Stored data:
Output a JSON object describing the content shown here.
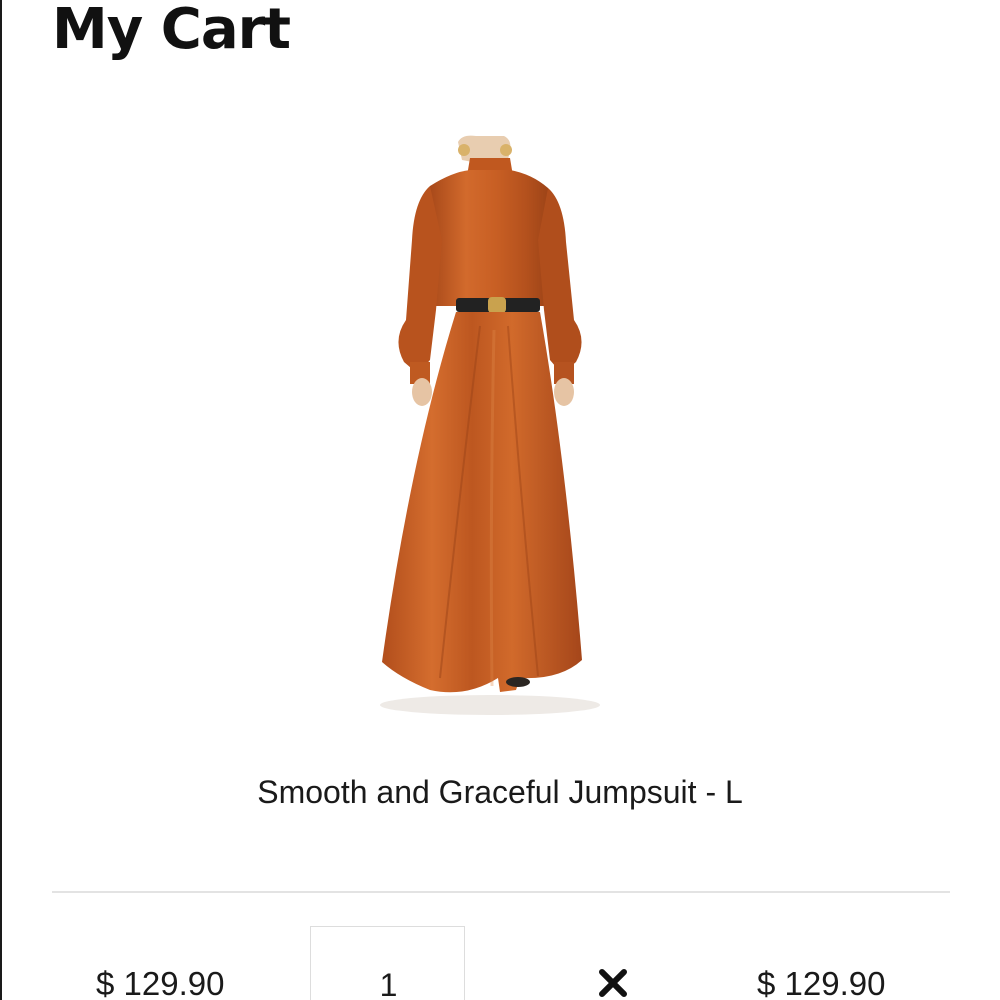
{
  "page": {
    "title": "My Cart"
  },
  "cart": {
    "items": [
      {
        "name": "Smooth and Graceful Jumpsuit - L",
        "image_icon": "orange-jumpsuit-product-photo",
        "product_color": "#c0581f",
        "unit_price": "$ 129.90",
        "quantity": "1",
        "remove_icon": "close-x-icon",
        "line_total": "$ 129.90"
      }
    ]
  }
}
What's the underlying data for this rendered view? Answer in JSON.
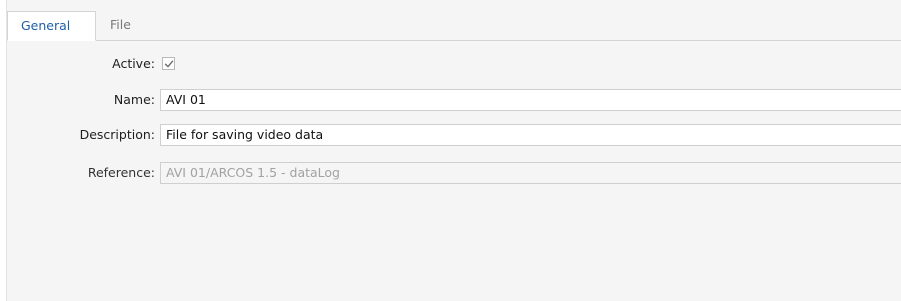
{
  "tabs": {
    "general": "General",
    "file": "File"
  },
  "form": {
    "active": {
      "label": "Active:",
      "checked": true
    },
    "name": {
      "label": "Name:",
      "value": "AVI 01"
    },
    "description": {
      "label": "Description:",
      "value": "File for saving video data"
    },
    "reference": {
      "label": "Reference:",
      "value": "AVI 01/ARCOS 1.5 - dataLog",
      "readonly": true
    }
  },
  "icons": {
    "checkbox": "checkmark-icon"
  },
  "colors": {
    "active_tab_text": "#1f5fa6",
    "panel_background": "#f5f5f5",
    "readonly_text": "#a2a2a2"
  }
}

• INSTRUCTION: Print every record above exactly as written, leaving out the pictures.

• EXPECTED ANSWER:
Output a JSON object describing the content shown here.
{
  "page": {
    "title": "My Cart"
  },
  "cart": {
    "items": [
      {
        "name": "Smooth and Graceful Jumpsuit - L",
        "image_icon": "orange-jumpsuit-product-photo",
        "product_color": "#c0581f",
        "unit_price": "$ 129.90",
        "quantity": "1",
        "remove_icon": "close-x-icon",
        "line_total": "$ 129.90"
      }
    ]
  }
}
What's the underlying data for this rendered view? Answer in JSON.
{
  "tabs": {
    "general": "General",
    "file": "File"
  },
  "form": {
    "active": {
      "label": "Active:",
      "checked": true
    },
    "name": {
      "label": "Name:",
      "value": "AVI 01"
    },
    "description": {
      "label": "Description:",
      "value": "File for saving video data"
    },
    "reference": {
      "label": "Reference:",
      "value": "AVI 01/ARCOS 1.5 - dataLog",
      "readonly": true
    }
  },
  "icons": {
    "checkbox": "checkmark-icon"
  },
  "colors": {
    "active_tab_text": "#1f5fa6",
    "panel_background": "#f5f5f5",
    "readonly_text": "#a2a2a2"
  }
}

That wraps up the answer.